__SHORT EXERCISE__:
Reproduce the listing below without any change.

__RECORDS FOR THE EXERCISE__:
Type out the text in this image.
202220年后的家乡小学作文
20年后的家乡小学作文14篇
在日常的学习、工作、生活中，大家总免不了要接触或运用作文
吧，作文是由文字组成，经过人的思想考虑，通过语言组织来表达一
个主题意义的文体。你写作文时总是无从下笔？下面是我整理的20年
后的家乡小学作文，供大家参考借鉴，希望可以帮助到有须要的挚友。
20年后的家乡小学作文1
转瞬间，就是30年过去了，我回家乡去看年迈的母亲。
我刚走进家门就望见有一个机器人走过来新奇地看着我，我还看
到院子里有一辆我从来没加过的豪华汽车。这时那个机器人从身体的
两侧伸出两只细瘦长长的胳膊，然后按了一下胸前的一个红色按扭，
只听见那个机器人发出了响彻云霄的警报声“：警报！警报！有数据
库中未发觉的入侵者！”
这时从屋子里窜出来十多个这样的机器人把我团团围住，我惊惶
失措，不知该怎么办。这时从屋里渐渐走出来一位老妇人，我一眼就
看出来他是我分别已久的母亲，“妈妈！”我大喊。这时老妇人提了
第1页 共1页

__FINAL ANSWER__:
Type out the text in this image.
202220年后的家乡小学作文
20年后的家乡小学作文14篇
在日常的学习、工作、生活中，大家总免不了要接触或运用作文
吧，作文是由文字组成，经过人的思想考虑，通过语言组织来表达一
个主题意义的文体。你写作文时总是无从下笔？下面是我整理的20年
后的家乡小学作文，供大家参考借鉴，希望可以帮助到有须要的挚友。
20年后的家乡小学作文1
转瞬间，就是30年过去了，我回家乡去看年迈的母亲。
我刚走进家门就望见有一个机器人走过来新奇地看着我，我还看
到院子里有一辆我从来没加过的豪华汽车。这时那个机器人从身体的
两侧伸出两只细瘦长长的胳膊，然后按了一下胸前的一个红色按扭，
只听见那个机器人发出了响彻云霄的警报声“：警报！警报！有数据
库中未发觉的入侵者！”
这时从屋子里窜出来十多个这样的机器人把我团团围住，我惊惶
失措，不知该怎么办。这时从屋里渐渐走出来一位老妇人，我一眼就
看出来他是我分别已久的母亲，“妈妈！”我大喊。这时老妇人提了
第1页 共1页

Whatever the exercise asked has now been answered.